start Record list

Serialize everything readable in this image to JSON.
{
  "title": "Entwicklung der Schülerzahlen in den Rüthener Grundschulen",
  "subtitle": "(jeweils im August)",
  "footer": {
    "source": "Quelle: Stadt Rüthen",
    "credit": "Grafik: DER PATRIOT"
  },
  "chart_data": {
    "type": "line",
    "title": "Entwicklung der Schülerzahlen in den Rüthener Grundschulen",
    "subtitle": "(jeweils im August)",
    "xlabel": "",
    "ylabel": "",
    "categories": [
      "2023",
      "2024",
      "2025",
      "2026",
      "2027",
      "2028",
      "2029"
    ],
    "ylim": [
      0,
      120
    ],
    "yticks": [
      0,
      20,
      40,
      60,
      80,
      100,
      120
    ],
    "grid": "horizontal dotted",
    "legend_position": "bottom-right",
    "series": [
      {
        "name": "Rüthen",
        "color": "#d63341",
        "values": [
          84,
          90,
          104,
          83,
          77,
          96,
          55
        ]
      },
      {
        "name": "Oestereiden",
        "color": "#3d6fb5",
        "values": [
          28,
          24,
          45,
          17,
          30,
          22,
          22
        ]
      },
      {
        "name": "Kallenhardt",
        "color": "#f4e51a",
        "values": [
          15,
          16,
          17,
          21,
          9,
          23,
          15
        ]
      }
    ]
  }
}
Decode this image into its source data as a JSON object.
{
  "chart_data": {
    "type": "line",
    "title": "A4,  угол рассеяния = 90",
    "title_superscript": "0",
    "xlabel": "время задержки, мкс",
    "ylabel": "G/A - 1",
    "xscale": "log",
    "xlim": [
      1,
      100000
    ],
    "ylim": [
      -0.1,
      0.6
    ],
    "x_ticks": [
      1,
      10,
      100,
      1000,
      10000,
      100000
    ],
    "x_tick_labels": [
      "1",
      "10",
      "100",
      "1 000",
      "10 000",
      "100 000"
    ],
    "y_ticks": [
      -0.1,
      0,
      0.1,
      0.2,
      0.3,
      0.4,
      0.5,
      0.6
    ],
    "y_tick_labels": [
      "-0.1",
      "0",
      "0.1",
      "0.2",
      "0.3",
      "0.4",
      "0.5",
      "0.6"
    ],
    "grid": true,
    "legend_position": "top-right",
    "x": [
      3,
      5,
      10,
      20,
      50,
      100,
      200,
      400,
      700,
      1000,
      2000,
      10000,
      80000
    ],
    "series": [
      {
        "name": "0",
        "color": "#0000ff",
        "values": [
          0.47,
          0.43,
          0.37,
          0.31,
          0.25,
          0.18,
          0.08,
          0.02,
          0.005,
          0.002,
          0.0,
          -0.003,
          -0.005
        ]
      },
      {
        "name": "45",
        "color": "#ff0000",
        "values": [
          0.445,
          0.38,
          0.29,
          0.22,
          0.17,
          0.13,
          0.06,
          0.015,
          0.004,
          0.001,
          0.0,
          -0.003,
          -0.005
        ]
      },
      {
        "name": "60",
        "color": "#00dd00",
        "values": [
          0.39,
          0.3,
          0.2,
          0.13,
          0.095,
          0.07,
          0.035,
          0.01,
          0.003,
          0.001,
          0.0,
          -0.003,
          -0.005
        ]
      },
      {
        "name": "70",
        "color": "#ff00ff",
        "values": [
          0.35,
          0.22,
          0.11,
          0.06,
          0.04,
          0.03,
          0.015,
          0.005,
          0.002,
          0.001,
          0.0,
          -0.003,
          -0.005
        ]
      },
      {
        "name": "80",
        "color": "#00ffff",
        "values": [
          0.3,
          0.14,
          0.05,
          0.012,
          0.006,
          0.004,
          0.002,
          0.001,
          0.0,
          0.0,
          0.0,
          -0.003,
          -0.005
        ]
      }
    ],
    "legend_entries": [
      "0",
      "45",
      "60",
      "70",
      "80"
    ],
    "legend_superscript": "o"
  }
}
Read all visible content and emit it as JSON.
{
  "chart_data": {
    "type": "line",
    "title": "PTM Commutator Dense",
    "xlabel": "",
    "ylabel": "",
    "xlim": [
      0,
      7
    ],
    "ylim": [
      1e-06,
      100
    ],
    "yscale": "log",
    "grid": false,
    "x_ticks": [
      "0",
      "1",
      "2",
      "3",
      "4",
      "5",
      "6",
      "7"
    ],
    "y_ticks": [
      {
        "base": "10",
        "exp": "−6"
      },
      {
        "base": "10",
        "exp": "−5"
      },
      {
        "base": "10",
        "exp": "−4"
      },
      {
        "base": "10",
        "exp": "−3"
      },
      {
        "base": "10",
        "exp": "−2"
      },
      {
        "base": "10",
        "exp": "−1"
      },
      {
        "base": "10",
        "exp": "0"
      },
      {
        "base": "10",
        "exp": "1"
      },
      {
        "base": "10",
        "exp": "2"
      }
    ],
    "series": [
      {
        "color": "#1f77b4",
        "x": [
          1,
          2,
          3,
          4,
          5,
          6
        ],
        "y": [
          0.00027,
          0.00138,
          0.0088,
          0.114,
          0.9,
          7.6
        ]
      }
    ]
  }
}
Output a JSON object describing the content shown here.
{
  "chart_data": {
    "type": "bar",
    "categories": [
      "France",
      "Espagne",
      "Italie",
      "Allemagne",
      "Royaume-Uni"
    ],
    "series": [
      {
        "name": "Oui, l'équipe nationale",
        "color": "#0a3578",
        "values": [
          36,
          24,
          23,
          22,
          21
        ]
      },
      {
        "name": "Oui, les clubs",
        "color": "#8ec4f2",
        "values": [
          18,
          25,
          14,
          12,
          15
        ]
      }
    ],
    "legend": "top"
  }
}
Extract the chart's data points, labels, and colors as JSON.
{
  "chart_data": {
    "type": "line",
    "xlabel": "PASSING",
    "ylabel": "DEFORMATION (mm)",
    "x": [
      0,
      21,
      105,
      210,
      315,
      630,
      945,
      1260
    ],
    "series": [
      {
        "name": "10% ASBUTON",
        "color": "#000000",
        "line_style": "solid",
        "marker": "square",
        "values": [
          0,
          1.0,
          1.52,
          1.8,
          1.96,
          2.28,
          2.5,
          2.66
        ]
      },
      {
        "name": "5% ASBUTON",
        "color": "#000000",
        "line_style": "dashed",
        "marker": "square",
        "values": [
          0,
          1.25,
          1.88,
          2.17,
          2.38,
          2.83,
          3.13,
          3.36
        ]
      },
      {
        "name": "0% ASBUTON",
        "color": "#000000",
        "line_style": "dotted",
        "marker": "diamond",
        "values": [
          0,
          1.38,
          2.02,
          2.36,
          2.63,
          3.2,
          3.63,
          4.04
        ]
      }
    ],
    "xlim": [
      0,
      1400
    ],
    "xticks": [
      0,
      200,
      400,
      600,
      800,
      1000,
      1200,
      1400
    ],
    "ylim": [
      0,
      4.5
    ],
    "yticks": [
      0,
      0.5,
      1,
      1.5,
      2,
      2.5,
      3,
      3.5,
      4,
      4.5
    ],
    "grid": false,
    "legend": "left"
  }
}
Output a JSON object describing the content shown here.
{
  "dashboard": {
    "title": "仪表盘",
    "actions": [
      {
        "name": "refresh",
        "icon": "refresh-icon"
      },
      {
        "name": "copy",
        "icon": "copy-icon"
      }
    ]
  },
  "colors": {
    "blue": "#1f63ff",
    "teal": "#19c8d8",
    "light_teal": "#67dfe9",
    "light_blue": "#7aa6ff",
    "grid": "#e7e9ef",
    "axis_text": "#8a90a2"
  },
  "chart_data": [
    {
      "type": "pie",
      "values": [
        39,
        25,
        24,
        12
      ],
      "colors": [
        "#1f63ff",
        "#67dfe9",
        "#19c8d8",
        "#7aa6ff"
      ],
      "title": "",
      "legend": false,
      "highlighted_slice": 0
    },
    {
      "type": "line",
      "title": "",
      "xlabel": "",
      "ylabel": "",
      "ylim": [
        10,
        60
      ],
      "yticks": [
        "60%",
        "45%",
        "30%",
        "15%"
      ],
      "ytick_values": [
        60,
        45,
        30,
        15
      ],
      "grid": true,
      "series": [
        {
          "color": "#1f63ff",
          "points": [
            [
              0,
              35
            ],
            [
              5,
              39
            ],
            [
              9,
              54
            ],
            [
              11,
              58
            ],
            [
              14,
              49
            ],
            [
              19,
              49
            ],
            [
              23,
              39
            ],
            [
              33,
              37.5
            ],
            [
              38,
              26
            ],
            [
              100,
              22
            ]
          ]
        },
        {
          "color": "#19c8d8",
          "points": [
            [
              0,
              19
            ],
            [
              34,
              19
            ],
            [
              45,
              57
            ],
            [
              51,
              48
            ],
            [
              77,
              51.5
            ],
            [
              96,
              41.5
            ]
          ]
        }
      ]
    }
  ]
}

end Record list

Goal:
All lines above with "ASBUTON" in them should be returned.

Problem solution:
        "name": "10% ASBUTON",
        "name": "5% ASBUTON",
        "name": "0% ASBUTON",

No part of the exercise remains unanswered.